### EXERCISE INSTRUCTIONS
Print all of the data exactly as written.

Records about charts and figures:
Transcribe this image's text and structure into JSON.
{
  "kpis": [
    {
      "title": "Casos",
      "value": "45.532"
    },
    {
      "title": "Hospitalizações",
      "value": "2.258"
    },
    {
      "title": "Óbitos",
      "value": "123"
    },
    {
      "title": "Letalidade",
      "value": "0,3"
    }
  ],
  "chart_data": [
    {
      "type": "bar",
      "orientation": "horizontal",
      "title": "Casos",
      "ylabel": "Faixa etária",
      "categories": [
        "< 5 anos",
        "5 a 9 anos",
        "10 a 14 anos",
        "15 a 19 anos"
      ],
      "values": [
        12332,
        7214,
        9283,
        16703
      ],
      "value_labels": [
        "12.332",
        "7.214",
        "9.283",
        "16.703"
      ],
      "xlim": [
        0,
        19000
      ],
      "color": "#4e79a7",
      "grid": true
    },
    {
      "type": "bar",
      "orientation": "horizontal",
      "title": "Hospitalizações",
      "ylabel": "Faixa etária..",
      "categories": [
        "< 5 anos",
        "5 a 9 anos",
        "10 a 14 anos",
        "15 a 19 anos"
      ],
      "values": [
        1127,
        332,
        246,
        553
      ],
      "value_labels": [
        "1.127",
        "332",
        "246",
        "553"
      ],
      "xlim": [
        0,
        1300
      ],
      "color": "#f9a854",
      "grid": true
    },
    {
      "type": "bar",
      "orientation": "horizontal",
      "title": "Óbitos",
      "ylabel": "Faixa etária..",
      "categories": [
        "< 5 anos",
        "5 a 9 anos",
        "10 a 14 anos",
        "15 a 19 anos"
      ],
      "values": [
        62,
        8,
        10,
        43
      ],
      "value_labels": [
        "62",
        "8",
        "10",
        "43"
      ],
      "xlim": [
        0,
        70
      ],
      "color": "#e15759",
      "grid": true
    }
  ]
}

### COMPLETED EXERCISE
Transcribe this image's text and structure into JSON.
{
  "kpis": [
    {
      "title": "Casos",
      "value": "45.532"
    },
    {
      "title": "Hospitalizações",
      "value": "2.258"
    },
    {
      "title": "Óbitos",
      "value": "123"
    },
    {
      "title": "Letalidade",
      "value": "0,3"
    }
  ],
  "chart_data": [
    {
      "type": "bar",
      "orientation": "horizontal",
      "title": "Casos",
      "ylabel": "Faixa etária",
      "categories": [
        "< 5 anos",
        "5 a 9 anos",
        "10 a 14 anos",
        "15 a 19 anos"
      ],
      "values": [
        12332,
        7214,
        9283,
        16703
      ],
      "value_labels": [
        "12.332",
        "7.214",
        "9.283",
        "16.703"
      ],
      "xlim": [
        0,
        19000
      ],
      "color": "#4e79a7",
      "grid": true
    },
    {
      "type": "bar",
      "orientation": "horizontal",
      "title": "Hospitalizações",
      "ylabel": "Faixa etária..",
      "categories": [
        "< 5 anos",
        "5 a 9 anos",
        "10 a 14 anos",
        "15 a 19 anos"
      ],
      "values": [
        1127,
        332,
        246,
        553
      ],
      "value_labels": [
        "1.127",
        "332",
        "246",
        "553"
      ],
      "xlim": [
        0,
        1300
      ],
      "color": "#f9a854",
      "grid": true
    },
    {
      "type": "bar",
      "orientation": "horizontal",
      "title": "Óbitos",
      "ylabel": "Faixa etária..",
      "categories": [
        "< 5 anos",
        "5 a 9 anos",
        "10 a 14 anos",
        "15 a 19 anos"
      ],
      "values": [
        62,
        8,
        10,
        43
      ],
      "value_labels": [
        "62",
        "8",
        "10",
        "43"
      ],
      "xlim": [
        0,
        70
      ],
      "color": "#e15759",
      "grid": true
    }
  ]
}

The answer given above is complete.